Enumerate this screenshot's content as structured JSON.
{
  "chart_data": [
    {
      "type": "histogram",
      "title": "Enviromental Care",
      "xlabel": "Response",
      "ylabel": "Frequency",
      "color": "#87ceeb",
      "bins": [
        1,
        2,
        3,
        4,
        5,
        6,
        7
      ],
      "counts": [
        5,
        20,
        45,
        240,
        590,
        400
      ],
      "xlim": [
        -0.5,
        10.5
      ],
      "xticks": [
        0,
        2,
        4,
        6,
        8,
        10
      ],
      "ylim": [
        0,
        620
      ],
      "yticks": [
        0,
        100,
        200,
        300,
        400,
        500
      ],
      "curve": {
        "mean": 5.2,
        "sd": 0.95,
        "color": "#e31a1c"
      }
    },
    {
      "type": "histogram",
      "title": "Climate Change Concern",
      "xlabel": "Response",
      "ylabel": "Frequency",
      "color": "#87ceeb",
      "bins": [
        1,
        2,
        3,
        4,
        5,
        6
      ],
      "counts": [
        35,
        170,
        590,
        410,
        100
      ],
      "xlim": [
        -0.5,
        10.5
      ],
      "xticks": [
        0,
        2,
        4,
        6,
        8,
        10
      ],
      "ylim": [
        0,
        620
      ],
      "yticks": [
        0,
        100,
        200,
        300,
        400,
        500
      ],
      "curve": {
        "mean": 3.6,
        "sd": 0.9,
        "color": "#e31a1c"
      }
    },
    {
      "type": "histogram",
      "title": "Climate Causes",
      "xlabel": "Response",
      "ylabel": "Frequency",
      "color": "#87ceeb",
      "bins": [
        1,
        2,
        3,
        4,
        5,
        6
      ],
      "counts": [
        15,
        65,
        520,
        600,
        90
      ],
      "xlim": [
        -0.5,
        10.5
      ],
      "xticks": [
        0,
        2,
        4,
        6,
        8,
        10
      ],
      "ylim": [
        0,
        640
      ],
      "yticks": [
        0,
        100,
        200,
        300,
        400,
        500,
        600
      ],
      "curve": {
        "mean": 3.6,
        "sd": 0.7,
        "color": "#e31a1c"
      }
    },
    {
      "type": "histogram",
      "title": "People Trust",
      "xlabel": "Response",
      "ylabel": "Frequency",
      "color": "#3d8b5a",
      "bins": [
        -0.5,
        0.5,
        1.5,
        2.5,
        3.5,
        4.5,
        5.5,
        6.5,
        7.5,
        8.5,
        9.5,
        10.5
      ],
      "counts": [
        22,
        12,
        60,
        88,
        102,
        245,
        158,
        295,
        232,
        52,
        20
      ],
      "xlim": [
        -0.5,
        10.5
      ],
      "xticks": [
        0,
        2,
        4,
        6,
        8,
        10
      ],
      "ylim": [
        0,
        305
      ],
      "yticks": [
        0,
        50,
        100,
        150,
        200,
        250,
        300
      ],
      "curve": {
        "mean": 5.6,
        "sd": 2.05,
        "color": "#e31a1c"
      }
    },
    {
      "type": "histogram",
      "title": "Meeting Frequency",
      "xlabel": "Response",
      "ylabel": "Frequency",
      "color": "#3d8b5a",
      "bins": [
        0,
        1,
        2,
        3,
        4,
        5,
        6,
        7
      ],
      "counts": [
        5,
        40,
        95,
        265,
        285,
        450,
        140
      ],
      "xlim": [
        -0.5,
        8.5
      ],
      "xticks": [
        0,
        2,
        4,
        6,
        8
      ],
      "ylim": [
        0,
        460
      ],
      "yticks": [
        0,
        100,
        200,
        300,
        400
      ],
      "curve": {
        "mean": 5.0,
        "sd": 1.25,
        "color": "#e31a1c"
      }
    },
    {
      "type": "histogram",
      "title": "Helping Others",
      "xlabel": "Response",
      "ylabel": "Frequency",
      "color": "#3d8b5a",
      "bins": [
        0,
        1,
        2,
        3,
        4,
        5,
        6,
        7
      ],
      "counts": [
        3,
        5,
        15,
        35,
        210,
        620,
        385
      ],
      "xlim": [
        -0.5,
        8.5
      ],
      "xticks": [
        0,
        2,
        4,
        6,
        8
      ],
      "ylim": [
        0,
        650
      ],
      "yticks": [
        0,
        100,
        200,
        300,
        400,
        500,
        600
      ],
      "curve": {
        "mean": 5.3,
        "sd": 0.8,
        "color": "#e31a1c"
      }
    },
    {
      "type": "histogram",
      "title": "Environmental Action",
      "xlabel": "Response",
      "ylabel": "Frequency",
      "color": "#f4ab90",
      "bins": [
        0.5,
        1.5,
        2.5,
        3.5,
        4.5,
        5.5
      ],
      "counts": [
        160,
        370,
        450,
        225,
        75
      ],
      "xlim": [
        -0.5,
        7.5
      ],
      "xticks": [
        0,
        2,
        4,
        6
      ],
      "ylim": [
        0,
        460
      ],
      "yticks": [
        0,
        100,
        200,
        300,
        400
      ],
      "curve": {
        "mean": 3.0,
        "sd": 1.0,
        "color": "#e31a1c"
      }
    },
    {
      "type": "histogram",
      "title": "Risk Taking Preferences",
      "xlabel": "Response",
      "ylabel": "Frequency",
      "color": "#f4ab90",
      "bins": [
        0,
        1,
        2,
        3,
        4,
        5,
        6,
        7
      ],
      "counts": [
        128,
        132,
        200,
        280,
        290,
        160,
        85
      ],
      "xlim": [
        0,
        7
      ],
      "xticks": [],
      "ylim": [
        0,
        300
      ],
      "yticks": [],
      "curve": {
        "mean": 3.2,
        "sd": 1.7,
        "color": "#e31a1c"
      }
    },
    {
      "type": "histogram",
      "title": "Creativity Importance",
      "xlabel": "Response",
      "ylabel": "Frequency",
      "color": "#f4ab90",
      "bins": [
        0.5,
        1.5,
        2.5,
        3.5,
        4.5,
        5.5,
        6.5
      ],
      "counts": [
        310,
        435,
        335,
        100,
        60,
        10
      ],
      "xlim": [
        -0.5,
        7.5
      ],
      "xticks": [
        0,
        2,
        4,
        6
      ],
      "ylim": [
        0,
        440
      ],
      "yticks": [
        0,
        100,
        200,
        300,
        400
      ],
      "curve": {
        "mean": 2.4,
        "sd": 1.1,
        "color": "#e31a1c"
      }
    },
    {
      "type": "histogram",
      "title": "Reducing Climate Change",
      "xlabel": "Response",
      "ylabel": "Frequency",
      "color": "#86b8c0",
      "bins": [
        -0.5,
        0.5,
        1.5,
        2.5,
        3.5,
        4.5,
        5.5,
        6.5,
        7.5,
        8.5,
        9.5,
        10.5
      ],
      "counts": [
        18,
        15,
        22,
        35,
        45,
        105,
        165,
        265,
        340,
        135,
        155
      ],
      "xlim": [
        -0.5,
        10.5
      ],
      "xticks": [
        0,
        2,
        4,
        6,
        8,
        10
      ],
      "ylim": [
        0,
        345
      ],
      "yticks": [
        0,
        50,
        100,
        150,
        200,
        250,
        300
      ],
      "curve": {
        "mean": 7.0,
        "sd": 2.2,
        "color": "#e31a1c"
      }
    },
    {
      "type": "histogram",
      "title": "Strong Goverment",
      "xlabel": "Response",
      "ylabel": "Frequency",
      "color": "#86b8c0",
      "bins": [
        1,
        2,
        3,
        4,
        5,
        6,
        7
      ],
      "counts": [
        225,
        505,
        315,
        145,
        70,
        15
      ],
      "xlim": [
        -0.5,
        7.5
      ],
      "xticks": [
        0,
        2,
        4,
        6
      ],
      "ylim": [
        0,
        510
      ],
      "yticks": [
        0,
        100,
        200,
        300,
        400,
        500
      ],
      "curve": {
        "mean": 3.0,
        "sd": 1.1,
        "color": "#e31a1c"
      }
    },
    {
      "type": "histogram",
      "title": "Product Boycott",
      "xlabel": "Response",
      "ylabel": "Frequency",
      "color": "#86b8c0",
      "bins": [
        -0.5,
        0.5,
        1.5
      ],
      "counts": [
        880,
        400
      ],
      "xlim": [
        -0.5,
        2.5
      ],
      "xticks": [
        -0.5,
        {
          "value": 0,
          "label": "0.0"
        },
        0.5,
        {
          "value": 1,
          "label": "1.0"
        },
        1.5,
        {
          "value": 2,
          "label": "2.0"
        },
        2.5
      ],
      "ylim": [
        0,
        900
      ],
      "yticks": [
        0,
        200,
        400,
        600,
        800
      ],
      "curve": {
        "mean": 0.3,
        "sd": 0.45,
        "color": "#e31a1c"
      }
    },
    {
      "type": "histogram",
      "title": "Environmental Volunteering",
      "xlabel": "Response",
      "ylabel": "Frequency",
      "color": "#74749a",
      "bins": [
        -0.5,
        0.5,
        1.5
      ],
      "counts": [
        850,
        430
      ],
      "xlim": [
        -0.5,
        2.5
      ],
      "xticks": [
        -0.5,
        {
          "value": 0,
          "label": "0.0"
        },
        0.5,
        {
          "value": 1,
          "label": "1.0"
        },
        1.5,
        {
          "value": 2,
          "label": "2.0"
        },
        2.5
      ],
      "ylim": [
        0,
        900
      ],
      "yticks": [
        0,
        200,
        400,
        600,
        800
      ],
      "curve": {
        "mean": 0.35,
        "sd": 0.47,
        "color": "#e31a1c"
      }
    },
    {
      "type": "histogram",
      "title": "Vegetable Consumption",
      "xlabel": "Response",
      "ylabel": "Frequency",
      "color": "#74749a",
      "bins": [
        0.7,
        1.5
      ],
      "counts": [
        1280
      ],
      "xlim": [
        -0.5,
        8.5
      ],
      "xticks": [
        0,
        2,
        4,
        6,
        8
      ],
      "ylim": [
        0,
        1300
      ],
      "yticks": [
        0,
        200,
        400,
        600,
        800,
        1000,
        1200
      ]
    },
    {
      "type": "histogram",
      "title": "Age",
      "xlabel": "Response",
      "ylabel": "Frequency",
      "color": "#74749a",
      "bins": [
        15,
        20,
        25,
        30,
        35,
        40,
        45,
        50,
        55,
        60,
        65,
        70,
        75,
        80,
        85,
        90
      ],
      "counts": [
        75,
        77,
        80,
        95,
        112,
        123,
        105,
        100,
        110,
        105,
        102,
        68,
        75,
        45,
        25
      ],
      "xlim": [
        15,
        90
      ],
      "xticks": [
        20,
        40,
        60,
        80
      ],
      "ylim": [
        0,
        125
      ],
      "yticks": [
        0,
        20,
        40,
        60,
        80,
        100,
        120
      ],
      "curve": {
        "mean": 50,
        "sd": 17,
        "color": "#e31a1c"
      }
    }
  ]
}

# [WRITTEN REQUEST]
Copy every line of the entries above in which "Climate" occurs.

# [SOLVED PROBLEM]
      "title": "Climate Change Concern",
      "title": "Climate Causes",
      "title": "Reducing Climate Change",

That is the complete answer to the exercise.